In the data below, locate each line with the word "placeholder" and list it.

#### Items

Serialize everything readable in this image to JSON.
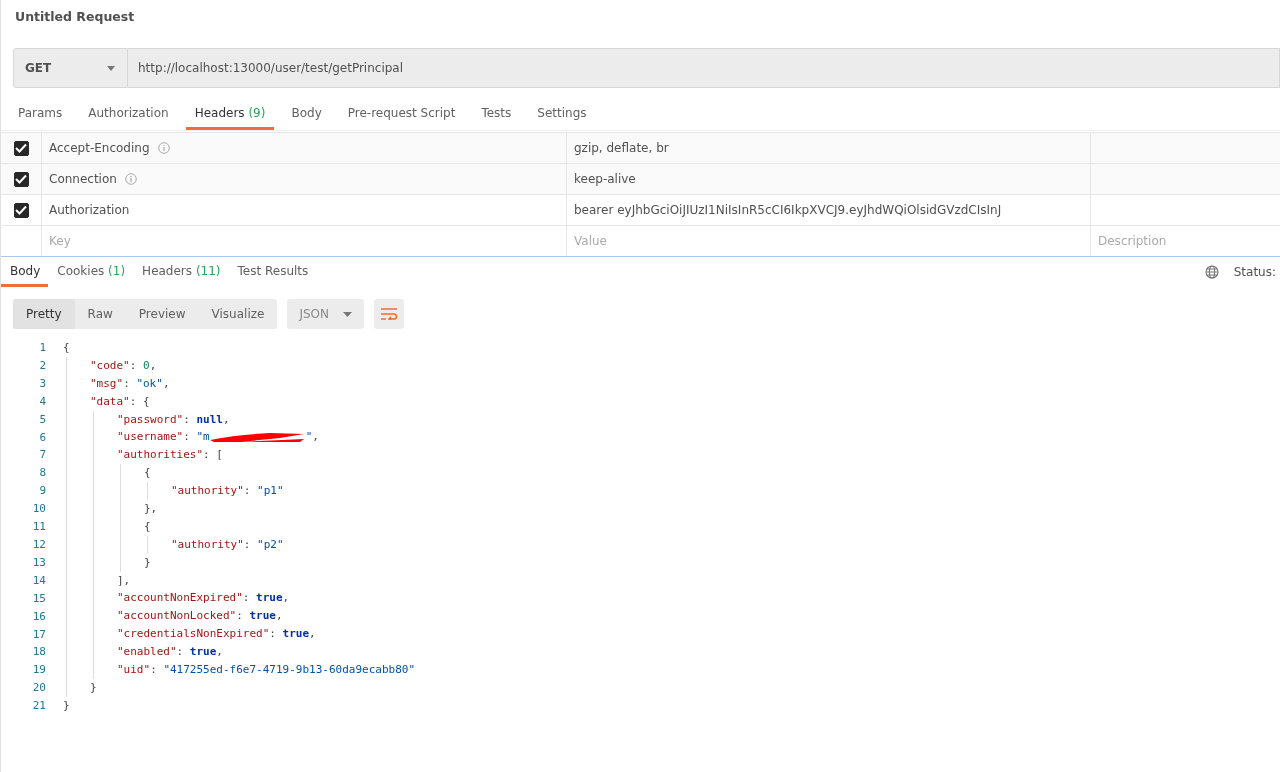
{
  "request_title": "Untitled Request",
  "url_bar": {
    "method": "GET",
    "url": "http://localhost:13000/user/test/getPrincipal"
  },
  "request_tabs": [
    {
      "label": "Params",
      "selected": false
    },
    {
      "label": "Authorization",
      "selected": false
    },
    {
      "label": "Headers",
      "count": "(9)",
      "selected": true
    },
    {
      "label": "Body",
      "selected": false
    },
    {
      "label": "Pre-request Script",
      "selected": false
    },
    {
      "label": "Tests",
      "selected": false
    },
    {
      "label": "Settings",
      "selected": false
    }
  ],
  "headers_table": {
    "rows": [
      {
        "key": "Accept-Encoding",
        "info": true,
        "value": "gzip, deflate, br",
        "checked": true
      },
      {
        "key": "Connection",
        "info": true,
        "value": "keep-alive",
        "checked": true
      },
      {
        "key": "Authorization",
        "info": false,
        "value": "bearer eyJhbGciOiJIUzI1NiIsInR5cCI6IkpXVCJ9.eyJhdWQiOlsidGVzdCIsInJ",
        "checked": true
      }
    ],
    "new_row": [
      {
        "placeholder": "Key"
      },
      {
        "placeholder": "Value"
      },
      {
        "placeholder": "Description"
      }
    ]
  },
  "response_tabs": [
    {
      "label": "Body",
      "selected": true
    },
    {
      "label": "Cookies",
      "count": "(1)",
      "selected": false
    },
    {
      "label": "Headers",
      "count": "(11)",
      "selected": false
    },
    {
      "label": "Test Results",
      "selected": false
    }
  ],
  "status_label": "Status:",
  "view_modes": [
    {
      "label": "Pretty",
      "selected": true
    },
    {
      "label": "Raw",
      "selected": false
    },
    {
      "label": "Preview",
      "selected": false
    },
    {
      "label": "Visualize",
      "selected": false
    }
  ],
  "format_select": "JSON",
  "code": [
    {
      "num": "1",
      "tokens": [
        {
          "kind": "punct",
          "text": "{"
        }
      ],
      "children": [
        {
          "num": "2",
          "tokens": [
            {
              "kind": "key",
              "text": "\"code\""
            },
            {
              "kind": "punct",
              "text": ": "
            },
            {
              "kind": "number",
              "text": "0"
            },
            {
              "kind": "punct",
              "text": ","
            }
          ]
        },
        {
          "num": "3",
          "tokens": [
            {
              "kind": "key",
              "text": "\"msg\""
            },
            {
              "kind": "punct",
              "text": ": "
            },
            {
              "kind": "string",
              "text": "\"ok\""
            },
            {
              "kind": "punct",
              "text": ","
            }
          ]
        },
        {
          "num": "4",
          "tokens": [
            {
              "kind": "key",
              "text": "\"data\""
            },
            {
              "kind": "punct",
              "text": ": {"
            }
          ],
          "children": [
            {
              "num": "5",
              "tokens": [
                {
                  "kind": "key",
                  "text": "\"password\""
                },
                {
                  "kind": "punct",
                  "text": ": "
                },
                {
                  "kind": "literal",
                  "text": "null"
                },
                {
                  "kind": "punct",
                  "text": ","
                }
              ]
            },
            {
              "num": "6",
              "tokens": [
                {
                  "kind": "key",
                  "text": "\"username\""
                },
                {
                  "kind": "punct",
                  "text": ": "
                },
                {
                  "kind": "string",
                  "text": "\"m"
                },
                {
                  "kind": "redaction"
                },
                {
                  "kind": "string",
                  "text": "\""
                },
                {
                  "kind": "punct",
                  "text": ","
                }
              ]
            },
            {
              "num": "7",
              "tokens": [
                {
                  "kind": "key",
                  "text": "\"authorities\""
                },
                {
                  "kind": "punct",
                  "text": ": ["
                }
              ],
              "children": [
                {
                  "num": "8",
                  "tokens": [
                    {
                      "kind": "punct",
                      "text": "{"
                    }
                  ],
                  "children": [
                    {
                      "num": "9",
                      "tokens": [
                        {
                          "kind": "key",
                          "text": "\"authority\""
                        },
                        {
                          "kind": "punct",
                          "text": ": "
                        },
                        {
                          "kind": "string",
                          "text": "\"p1\""
                        }
                      ]
                    }
                  ]
                },
                {
                  "num": "10",
                  "tokens": [
                    {
                      "kind": "punct",
                      "text": "},"
                    }
                  ]
                },
                {
                  "num": "11",
                  "tokens": [
                    {
                      "kind": "punct",
                      "text": "{"
                    }
                  ],
                  "children": [
                    {
                      "num": "12",
                      "tokens": [
                        {
                          "kind": "key",
                          "text": "\"authority\""
                        },
                        {
                          "kind": "punct",
                          "text": ": "
                        },
                        {
                          "kind": "string",
                          "text": "\"p2\""
                        }
                      ]
                    }
                  ]
                },
                {
                  "num": "13",
                  "tokens": [
                    {
                      "kind": "punct",
                      "text": "}"
                    }
                  ]
                }
              ]
            },
            {
              "num": "14",
              "tokens": [
                {
                  "kind": "punct",
                  "text": "],"
                }
              ]
            },
            {
              "num": "15",
              "tokens": [
                {
                  "kind": "key",
                  "text": "\"accountNonExpired\""
                },
                {
                  "kind": "punct",
                  "text": ": "
                },
                {
                  "kind": "literal",
                  "text": "true"
                },
                {
                  "kind": "punct",
                  "text": ","
                }
              ]
            },
            {
              "num": "16",
              "tokens": [
                {
                  "kind": "key",
                  "text": "\"accountNonLocked\""
                },
                {
                  "kind": "punct",
                  "text": ": "
                },
                {
                  "kind": "literal",
                  "text": "true"
                },
                {
                  "kind": "punct",
                  "text": ","
                }
              ]
            },
            {
              "num": "17",
              "tokens": [
                {
                  "kind": "key",
                  "text": "\"credentialsNonExpired\""
                },
                {
                  "kind": "punct",
                  "text": ": "
                },
                {
                  "kind": "literal",
                  "text": "true"
                },
                {
                  "kind": "punct",
                  "text": ","
                }
              ]
            },
            {
              "num": "18",
              "tokens": [
                {
                  "kind": "key",
                  "text": "\"enabled\""
                },
                {
                  "kind": "punct",
                  "text": ": "
                },
                {
                  "kind": "literal",
                  "text": "true"
                },
                {
                  "kind": "punct",
                  "text": ","
                }
              ]
            },
            {
              "num": "19",
              "tokens": [
                {
                  "kind": "key",
                  "text": "\"uid\""
                },
                {
                  "kind": "punct",
                  "text": ": "
                },
                {
                  "kind": "string",
                  "text": "\"417255ed-f6e7-4719-9b13-60da9ecabb80\""
                }
              ]
            }
          ]
        },
        {
          "num": "20",
          "tokens": [
            {
              "kind": "punct",
              "text": "}"
            }
          ]
        }
      ]
    },
    {
      "num": "21",
      "tokens": [
        {
          "kind": "punct",
          "text": "}"
        }
      ]
    }
  ]
}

########

#### Finished answer:
        "placeholder": "Key"
        "placeholder": "Value"
        "placeholder": "Description"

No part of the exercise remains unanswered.